- _Set task_:
Pull every line containing "color" out of the material below.

>> Begin Records for this exercise

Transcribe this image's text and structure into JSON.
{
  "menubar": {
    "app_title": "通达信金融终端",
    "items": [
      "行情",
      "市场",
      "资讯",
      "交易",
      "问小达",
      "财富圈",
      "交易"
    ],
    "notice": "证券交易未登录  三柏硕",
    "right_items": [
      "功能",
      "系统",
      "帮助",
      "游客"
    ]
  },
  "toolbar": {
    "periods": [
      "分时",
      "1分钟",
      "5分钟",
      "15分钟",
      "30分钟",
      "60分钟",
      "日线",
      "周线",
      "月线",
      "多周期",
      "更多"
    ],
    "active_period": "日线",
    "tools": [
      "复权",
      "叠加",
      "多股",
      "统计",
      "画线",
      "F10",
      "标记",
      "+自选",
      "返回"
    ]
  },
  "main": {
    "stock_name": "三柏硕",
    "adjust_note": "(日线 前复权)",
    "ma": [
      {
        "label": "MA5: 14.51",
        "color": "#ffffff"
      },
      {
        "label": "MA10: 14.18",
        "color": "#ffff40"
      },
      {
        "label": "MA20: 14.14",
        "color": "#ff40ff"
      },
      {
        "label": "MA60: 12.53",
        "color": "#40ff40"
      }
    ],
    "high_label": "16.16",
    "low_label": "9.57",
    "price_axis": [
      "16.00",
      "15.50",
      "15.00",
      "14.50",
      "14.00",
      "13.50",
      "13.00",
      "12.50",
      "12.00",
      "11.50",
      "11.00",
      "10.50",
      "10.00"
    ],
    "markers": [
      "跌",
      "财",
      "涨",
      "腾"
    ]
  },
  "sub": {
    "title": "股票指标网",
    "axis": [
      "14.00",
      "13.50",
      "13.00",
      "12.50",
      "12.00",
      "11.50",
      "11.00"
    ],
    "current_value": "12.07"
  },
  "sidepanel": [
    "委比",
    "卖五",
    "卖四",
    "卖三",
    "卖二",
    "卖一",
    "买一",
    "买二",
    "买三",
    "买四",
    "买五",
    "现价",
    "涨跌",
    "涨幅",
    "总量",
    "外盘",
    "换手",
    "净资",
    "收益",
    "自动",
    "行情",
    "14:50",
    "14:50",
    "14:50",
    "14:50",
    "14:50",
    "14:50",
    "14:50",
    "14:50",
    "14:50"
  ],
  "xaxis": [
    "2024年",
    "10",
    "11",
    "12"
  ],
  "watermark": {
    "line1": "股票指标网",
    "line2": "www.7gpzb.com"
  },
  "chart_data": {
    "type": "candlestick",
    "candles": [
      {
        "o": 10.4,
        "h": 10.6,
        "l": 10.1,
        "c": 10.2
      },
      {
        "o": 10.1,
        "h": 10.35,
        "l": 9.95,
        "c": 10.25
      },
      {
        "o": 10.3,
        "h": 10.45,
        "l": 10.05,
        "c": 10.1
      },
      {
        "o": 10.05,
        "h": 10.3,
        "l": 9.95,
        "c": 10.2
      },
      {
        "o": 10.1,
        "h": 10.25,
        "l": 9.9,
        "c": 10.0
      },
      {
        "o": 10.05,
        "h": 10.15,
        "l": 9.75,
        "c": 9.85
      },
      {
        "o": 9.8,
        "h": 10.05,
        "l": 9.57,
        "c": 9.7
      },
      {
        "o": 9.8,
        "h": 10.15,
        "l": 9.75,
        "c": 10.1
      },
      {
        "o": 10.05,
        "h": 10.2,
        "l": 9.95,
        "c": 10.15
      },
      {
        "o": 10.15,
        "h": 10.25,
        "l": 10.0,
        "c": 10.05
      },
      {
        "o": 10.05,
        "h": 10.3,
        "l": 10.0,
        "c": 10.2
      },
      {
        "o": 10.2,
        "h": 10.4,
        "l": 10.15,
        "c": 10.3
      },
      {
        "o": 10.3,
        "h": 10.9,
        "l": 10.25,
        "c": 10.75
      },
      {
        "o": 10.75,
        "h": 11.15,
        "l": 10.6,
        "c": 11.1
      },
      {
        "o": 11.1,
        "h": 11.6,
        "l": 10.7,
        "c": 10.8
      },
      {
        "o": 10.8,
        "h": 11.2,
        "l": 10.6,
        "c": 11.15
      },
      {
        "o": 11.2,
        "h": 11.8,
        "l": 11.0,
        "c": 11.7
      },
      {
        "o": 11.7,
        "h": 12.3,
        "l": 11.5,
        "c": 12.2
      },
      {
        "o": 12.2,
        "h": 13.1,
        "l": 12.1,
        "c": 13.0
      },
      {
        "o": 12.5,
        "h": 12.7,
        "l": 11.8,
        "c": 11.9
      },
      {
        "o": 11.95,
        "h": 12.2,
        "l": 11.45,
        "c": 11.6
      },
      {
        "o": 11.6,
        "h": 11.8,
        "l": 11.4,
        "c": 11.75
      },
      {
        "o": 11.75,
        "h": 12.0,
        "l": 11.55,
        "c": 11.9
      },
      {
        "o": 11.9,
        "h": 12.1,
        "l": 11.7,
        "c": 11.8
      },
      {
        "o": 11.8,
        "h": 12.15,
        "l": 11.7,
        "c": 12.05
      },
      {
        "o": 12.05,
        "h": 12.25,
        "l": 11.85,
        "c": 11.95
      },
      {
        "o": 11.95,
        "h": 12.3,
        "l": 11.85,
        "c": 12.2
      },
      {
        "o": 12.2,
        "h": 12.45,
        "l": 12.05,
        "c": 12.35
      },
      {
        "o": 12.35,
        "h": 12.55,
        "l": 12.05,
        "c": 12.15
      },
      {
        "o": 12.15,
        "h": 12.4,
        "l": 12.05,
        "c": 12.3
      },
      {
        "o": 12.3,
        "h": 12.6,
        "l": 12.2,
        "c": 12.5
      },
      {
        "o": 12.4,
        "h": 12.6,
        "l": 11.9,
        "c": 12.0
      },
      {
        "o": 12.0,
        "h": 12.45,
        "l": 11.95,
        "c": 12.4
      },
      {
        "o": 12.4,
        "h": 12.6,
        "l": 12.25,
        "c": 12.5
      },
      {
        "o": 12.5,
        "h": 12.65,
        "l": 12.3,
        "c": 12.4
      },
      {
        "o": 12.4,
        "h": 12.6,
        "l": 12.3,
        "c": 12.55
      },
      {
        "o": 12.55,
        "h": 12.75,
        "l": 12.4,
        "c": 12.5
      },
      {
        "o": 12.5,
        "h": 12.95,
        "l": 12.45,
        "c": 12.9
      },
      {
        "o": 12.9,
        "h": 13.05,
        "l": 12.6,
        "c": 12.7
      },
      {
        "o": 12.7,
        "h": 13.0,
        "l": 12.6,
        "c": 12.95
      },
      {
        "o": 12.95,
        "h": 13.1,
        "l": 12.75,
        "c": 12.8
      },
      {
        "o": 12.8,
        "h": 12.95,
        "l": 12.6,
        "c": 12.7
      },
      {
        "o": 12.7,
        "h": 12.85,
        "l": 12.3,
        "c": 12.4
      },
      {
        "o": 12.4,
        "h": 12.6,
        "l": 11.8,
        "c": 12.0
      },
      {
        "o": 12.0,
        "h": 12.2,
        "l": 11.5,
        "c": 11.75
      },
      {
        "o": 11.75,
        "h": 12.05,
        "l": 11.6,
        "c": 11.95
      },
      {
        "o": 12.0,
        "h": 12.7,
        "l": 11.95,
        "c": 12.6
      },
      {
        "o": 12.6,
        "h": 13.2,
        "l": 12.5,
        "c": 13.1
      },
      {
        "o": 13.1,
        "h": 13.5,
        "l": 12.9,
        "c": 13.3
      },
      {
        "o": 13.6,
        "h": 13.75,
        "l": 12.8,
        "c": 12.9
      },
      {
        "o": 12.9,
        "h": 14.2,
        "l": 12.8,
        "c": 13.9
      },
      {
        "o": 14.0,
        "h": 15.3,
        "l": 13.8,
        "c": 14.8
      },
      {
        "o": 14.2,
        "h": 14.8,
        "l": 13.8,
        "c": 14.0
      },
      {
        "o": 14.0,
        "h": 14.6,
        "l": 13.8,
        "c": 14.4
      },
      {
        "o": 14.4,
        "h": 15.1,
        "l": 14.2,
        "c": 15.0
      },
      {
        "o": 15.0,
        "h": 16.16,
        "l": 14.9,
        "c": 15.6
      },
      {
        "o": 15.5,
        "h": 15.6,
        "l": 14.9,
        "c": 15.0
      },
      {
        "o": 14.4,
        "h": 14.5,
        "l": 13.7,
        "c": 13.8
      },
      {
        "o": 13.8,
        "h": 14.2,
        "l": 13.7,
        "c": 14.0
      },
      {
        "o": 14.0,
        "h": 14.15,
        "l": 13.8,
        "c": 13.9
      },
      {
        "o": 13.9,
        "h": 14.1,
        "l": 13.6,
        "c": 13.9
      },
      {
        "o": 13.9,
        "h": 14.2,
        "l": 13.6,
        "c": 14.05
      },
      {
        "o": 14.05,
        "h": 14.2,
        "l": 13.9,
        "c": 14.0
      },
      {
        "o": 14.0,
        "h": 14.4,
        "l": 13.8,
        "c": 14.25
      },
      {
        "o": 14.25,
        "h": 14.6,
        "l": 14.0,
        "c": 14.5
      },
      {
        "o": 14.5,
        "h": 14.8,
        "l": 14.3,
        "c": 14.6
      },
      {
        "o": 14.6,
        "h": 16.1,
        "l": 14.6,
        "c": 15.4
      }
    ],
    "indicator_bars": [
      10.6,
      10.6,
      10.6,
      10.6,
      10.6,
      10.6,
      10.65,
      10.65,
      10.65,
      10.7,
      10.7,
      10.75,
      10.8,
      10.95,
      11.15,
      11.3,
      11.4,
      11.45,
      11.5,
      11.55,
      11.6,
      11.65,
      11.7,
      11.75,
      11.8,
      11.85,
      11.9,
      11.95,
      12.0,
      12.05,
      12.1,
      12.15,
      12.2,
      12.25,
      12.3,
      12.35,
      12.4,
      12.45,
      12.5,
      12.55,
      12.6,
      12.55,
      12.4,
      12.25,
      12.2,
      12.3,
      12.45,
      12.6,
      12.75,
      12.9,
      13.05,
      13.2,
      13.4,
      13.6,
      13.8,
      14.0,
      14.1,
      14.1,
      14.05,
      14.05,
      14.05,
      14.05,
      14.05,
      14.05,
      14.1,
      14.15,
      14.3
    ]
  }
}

>> End Records for this exercise

- _Answer to this task_:
        "color": "#ffffff"
        "color": "#ffff40"
        "color": "#ff40ff"
        "color": "#40ff40"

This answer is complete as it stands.